> **The task**
Among the lines listed below, count those that include the string "type", and state only the count.

[Stored items]
------------------------------------------------

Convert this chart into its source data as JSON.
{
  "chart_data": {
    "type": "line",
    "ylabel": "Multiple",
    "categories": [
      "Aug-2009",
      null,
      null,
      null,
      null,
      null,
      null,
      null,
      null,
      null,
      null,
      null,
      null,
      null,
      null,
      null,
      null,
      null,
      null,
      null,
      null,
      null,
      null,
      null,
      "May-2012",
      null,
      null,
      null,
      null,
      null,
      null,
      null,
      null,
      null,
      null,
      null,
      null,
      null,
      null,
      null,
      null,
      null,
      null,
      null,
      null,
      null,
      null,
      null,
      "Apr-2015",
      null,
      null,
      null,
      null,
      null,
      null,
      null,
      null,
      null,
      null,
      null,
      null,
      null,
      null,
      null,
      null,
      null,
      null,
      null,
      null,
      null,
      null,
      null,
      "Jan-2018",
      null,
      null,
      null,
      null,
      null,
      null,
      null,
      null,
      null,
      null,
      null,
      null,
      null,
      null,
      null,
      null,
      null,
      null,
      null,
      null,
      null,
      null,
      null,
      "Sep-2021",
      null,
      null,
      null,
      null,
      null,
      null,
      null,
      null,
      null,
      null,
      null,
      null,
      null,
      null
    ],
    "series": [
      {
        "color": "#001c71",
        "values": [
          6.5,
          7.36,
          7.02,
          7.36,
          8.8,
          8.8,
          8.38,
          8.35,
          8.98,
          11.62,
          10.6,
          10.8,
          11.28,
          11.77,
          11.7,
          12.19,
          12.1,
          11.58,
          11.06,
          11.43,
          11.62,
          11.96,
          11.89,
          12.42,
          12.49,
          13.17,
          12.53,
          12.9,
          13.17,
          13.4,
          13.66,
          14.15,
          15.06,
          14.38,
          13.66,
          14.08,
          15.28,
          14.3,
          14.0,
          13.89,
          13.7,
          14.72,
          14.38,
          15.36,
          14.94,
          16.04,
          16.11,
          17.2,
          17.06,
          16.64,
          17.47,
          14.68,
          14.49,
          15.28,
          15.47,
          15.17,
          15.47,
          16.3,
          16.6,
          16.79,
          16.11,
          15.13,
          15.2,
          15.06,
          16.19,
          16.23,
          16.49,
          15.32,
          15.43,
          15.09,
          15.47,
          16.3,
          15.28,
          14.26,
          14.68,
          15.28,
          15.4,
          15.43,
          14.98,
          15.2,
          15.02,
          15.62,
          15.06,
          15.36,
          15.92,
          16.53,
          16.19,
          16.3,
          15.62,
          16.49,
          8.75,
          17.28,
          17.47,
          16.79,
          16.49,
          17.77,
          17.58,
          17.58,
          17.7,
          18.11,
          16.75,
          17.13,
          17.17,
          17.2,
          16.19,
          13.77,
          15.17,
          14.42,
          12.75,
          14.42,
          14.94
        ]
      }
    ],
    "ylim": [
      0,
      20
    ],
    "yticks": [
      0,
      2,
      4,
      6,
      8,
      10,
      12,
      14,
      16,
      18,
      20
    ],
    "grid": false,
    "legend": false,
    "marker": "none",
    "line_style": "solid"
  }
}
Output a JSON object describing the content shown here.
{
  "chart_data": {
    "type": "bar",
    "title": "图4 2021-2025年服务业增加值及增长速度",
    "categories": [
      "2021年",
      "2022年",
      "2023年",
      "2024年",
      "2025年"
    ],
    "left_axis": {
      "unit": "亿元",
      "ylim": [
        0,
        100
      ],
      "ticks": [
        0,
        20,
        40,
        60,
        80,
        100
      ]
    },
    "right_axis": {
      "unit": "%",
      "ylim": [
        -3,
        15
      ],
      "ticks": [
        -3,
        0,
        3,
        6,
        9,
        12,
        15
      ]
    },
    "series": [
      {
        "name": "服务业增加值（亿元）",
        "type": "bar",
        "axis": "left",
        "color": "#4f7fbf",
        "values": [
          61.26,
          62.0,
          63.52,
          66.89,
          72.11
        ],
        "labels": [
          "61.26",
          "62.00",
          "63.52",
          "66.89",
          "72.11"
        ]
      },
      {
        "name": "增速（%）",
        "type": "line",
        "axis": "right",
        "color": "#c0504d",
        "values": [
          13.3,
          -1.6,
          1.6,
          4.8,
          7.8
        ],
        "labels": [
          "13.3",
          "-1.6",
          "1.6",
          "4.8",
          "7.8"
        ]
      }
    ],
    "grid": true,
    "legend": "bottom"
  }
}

------------------------------------------------

> **The answer**
4